Short problem. Update the entries from the first line through the line containing "vote-bar: [280, 480, 285, 493]" by replacing "bar-track" with "progress-track", and leave everything else unchanged.

Data rows.

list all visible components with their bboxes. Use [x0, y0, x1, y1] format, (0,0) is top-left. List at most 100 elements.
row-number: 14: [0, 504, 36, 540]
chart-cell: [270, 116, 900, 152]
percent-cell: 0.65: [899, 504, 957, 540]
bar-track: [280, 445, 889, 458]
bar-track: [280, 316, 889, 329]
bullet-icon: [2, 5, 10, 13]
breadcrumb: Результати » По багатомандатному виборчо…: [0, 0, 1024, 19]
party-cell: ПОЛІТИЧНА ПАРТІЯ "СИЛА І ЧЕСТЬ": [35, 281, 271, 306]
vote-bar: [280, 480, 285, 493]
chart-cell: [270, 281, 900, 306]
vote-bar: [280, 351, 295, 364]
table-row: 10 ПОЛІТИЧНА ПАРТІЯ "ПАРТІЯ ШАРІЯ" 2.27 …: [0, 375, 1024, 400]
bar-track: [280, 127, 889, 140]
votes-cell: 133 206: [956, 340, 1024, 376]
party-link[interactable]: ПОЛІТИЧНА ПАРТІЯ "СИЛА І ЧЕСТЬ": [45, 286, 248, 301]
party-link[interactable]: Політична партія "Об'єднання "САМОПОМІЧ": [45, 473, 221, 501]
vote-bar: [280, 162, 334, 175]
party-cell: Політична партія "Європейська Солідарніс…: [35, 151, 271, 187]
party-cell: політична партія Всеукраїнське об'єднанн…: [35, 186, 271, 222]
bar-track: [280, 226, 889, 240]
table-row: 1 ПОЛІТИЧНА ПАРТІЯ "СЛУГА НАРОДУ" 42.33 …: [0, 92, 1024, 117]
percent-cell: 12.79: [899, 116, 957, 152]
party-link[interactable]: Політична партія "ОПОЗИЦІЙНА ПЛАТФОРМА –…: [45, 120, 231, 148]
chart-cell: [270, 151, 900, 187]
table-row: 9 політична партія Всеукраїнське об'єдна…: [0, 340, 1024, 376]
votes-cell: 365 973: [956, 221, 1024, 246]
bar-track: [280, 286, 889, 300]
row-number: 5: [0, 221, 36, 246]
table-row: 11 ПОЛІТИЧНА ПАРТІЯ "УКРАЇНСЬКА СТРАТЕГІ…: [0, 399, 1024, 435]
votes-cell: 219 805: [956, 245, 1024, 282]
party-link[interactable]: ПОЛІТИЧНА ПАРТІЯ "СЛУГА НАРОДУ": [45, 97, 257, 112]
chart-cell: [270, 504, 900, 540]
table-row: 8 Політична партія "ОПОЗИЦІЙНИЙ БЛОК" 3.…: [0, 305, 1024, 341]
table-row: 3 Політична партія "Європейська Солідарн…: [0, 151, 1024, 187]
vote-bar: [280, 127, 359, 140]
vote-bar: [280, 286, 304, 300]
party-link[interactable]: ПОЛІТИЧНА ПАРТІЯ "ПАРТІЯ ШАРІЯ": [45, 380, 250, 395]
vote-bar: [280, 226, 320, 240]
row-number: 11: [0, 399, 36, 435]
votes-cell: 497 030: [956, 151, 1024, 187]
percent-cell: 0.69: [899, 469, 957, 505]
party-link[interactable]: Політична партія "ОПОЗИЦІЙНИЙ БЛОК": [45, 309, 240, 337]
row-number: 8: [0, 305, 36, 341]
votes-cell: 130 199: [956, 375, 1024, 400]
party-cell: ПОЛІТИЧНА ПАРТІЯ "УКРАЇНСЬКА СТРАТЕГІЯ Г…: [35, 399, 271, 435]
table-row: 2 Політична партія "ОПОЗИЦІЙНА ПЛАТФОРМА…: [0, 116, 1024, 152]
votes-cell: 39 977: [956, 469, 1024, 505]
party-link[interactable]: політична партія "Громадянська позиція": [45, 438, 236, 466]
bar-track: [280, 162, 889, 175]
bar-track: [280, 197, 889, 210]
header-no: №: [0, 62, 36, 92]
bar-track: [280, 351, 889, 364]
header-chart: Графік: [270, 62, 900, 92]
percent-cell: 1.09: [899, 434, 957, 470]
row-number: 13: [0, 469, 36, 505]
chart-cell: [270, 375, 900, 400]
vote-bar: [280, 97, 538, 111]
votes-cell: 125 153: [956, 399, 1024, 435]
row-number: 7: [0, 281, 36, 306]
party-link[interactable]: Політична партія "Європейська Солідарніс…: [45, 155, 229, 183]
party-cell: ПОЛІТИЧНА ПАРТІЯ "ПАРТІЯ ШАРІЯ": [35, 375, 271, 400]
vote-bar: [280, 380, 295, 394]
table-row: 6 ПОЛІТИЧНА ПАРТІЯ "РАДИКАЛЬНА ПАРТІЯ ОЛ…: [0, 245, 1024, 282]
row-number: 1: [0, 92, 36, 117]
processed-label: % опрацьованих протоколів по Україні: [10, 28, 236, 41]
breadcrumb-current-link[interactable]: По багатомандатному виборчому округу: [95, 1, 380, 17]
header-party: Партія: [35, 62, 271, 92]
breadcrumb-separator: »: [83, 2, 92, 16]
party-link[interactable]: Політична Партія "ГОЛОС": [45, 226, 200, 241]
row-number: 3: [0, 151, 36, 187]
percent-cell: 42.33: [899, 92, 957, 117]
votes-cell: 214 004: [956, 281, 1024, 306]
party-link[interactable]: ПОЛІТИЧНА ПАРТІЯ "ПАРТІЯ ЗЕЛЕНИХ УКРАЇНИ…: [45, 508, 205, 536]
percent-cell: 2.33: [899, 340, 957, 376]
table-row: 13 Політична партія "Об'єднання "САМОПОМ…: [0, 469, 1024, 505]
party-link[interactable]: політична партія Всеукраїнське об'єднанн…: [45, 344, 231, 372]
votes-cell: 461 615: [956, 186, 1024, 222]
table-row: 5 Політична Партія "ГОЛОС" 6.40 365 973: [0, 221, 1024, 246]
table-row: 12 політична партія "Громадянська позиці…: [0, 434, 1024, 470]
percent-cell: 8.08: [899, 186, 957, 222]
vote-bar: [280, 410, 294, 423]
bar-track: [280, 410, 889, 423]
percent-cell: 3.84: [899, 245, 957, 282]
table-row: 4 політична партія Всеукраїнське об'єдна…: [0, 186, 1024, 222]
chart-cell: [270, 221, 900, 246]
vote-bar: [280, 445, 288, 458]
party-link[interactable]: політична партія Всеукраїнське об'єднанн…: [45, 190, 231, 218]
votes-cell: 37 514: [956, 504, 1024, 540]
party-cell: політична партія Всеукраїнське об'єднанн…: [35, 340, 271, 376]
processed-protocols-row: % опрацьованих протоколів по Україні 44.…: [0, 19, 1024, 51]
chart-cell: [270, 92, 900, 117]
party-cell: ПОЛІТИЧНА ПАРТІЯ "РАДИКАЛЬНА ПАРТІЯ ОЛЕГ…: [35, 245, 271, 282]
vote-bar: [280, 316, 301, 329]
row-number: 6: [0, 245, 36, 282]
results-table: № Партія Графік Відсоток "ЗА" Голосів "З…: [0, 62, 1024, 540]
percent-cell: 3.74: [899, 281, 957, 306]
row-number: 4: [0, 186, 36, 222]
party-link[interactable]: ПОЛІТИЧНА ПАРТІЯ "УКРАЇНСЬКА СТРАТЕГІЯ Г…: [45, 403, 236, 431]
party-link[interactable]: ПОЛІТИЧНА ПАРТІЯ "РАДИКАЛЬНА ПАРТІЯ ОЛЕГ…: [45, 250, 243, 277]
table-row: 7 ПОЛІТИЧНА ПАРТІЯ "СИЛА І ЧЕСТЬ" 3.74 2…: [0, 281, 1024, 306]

Final answer.
list all visible components with their bboxes. Use [x0, y0, x1, y1] format, (0,0) is top-left. List at most 100 elements.
row-number: 14: [0, 504, 36, 540]
chart-cell: [270, 116, 900, 152]
percent-cell: 0.65: [899, 504, 957, 540]
progress-track: [280, 445, 889, 458]
progress-track: [280, 316, 889, 329]
bullet-icon: [2, 5, 10, 13]
breadcrumb: Результати » По багатомандатному виборчо…: [0, 0, 1024, 19]
party-cell: ПОЛІТИЧНА ПАРТІЯ "СИЛА І ЧЕСТЬ": [35, 281, 271, 306]
vote-bar: [280, 480, 285, 493]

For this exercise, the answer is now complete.